**TASK DETAILS**
Restate the data exactly as given and keep the pictures out.

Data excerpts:
▬▬▬▬▬▬

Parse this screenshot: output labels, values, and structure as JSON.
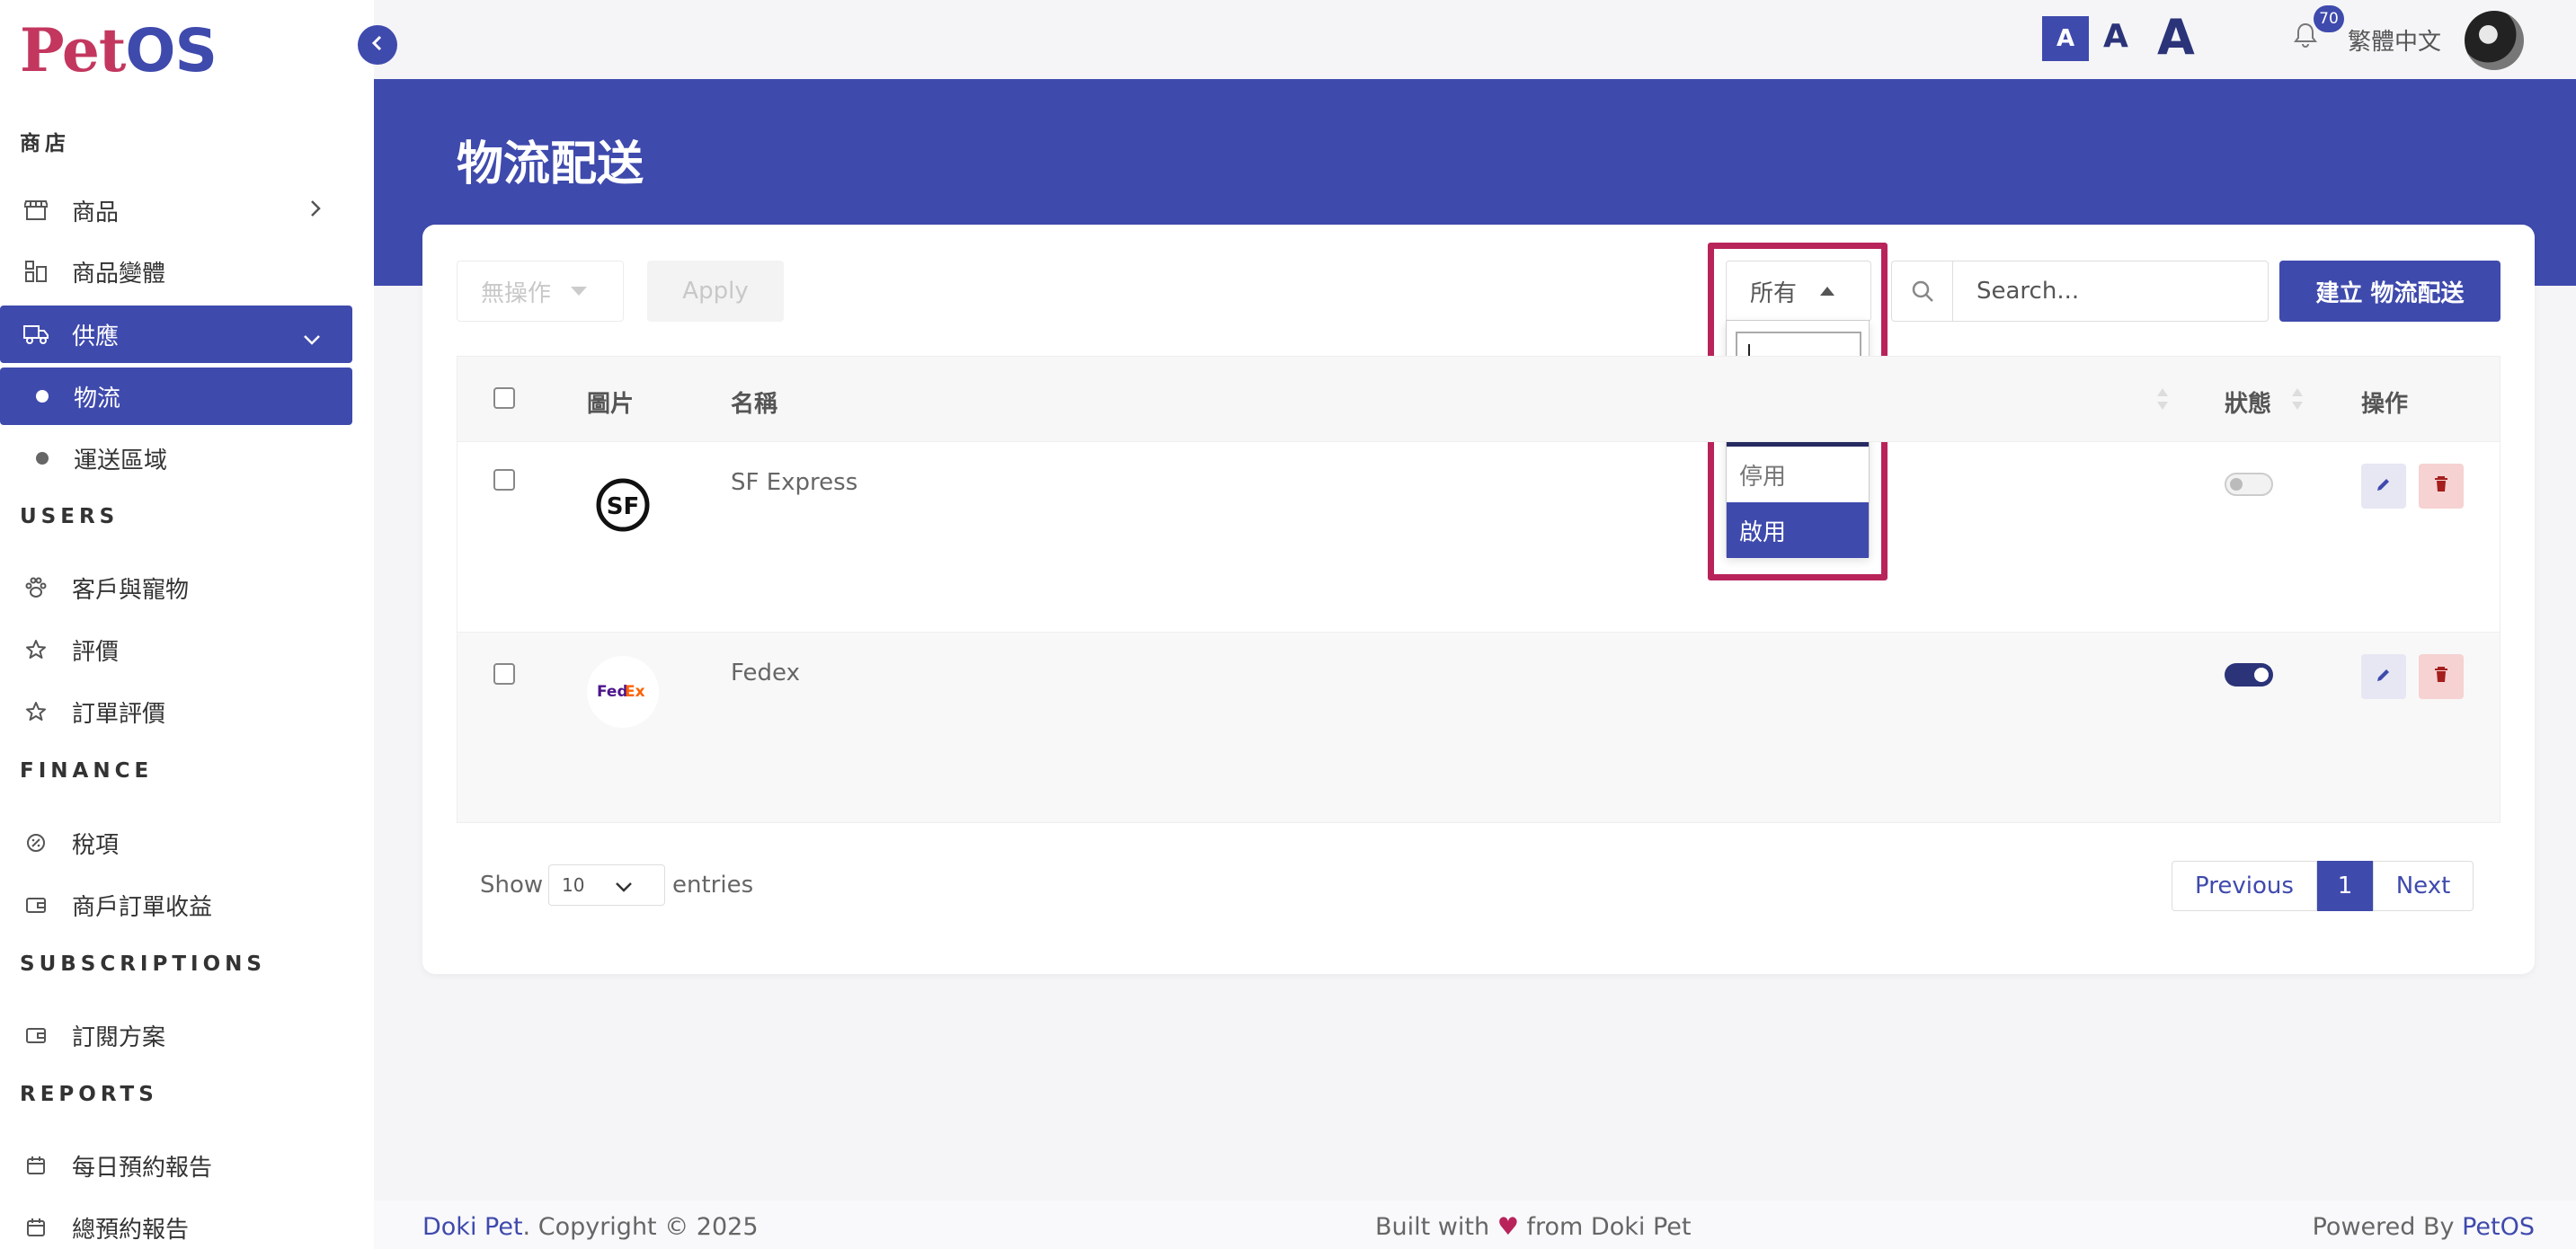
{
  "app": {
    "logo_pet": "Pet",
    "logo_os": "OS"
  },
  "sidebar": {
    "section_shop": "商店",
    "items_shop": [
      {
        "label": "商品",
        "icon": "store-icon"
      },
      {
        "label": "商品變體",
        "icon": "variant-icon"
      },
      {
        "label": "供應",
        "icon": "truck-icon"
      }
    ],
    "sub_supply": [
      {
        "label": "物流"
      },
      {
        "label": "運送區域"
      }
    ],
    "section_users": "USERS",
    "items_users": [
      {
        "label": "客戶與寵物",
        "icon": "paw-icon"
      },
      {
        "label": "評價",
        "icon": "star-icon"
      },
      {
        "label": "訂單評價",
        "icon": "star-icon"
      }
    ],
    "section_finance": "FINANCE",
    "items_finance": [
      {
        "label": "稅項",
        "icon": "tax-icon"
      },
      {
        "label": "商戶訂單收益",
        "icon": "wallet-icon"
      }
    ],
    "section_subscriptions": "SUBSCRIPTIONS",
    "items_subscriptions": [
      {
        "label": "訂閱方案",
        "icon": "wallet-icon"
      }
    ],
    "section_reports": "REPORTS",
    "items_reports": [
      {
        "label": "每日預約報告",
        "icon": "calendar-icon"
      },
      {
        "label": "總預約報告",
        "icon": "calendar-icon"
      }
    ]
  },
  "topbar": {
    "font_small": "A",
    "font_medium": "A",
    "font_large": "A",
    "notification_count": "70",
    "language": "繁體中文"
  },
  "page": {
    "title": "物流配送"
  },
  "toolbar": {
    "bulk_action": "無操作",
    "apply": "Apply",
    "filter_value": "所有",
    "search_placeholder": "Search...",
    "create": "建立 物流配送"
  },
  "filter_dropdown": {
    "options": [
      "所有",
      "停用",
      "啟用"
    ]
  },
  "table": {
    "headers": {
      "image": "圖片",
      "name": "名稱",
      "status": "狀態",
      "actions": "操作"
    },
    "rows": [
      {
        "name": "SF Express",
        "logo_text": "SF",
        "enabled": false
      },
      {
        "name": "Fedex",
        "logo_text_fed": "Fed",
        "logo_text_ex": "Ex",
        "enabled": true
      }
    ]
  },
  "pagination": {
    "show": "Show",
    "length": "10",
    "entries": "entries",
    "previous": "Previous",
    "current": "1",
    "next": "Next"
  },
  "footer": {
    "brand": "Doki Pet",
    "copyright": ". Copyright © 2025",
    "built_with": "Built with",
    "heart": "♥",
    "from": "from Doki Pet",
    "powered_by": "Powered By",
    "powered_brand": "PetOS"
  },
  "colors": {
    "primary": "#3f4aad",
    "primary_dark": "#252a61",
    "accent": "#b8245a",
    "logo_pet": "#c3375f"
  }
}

▬▬▬▬▬▬

**RESULT OF THE TASK**
Parse this screenshot: output labels, values, and structure as JSON.
{
  "app": {
    "logo_pet": "Pet",
    "logo_os": "OS"
  },
  "sidebar": {
    "section_shop": "商店",
    "items_shop": [
      {
        "label": "商品",
        "icon": "store-icon"
      },
      {
        "label": "商品變體",
        "icon": "variant-icon"
      },
      {
        "label": "供應",
        "icon": "truck-icon"
      }
    ],
    "sub_supply": [
      {
        "label": "物流"
      },
      {
        "label": "運送區域"
      }
    ],
    "section_users": "USERS",
    "items_users": [
      {
        "label": "客戶與寵物",
        "icon": "paw-icon"
      },
      {
        "label": "評價",
        "icon": "star-icon"
      },
      {
        "label": "訂單評價",
        "icon": "star-icon"
      }
    ],
    "section_finance": "FINANCE",
    "items_finance": [
      {
        "label": "稅項",
        "icon": "tax-icon"
      },
      {
        "label": "商戶訂單收益",
        "icon": "wallet-icon"
      }
    ],
    "section_subscriptions": "SUBSCRIPTIONS",
    "items_subscriptions": [
      {
        "label": "訂閱方案",
        "icon": "wallet-icon"
      }
    ],
    "section_reports": "REPORTS",
    "items_reports": [
      {
        "label": "每日預約報告",
        "icon": "calendar-icon"
      },
      {
        "label": "總預約報告",
        "icon": "calendar-icon"
      }
    ]
  },
  "topbar": {
    "font_small": "A",
    "font_medium": "A",
    "font_large": "A",
    "notification_count": "70",
    "language": "繁體中文"
  },
  "page": {
    "title": "物流配送"
  },
  "toolbar": {
    "bulk_action": "無操作",
    "apply": "Apply",
    "filter_value": "所有",
    "search_placeholder": "Search...",
    "create": "建立 物流配送"
  },
  "filter_dropdown": {
    "options": [
      "所有",
      "停用",
      "啟用"
    ]
  },
  "table": {
    "headers": {
      "image": "圖片",
      "name": "名稱",
      "status": "狀態",
      "actions": "操作"
    },
    "rows": [
      {
        "name": "SF Express",
        "logo_text": "SF",
        "enabled": false
      },
      {
        "name": "Fedex",
        "logo_text_fed": "Fed",
        "logo_text_ex": "Ex",
        "enabled": true
      }
    ]
  },
  "pagination": {
    "show": "Show",
    "length": "10",
    "entries": "entries",
    "previous": "Previous",
    "current": "1",
    "next": "Next"
  },
  "footer": {
    "brand": "Doki Pet",
    "copyright": ". Copyright © 2025",
    "built_with": "Built with",
    "heart": "♥",
    "from": "from Doki Pet",
    "powered_by": "Powered By",
    "powered_brand": "PetOS"
  },
  "colors": {
    "primary": "#3f4aad",
    "primary_dark": "#252a61",
    "accent": "#b8245a",
    "logo_pet": "#c3375f"
  }
}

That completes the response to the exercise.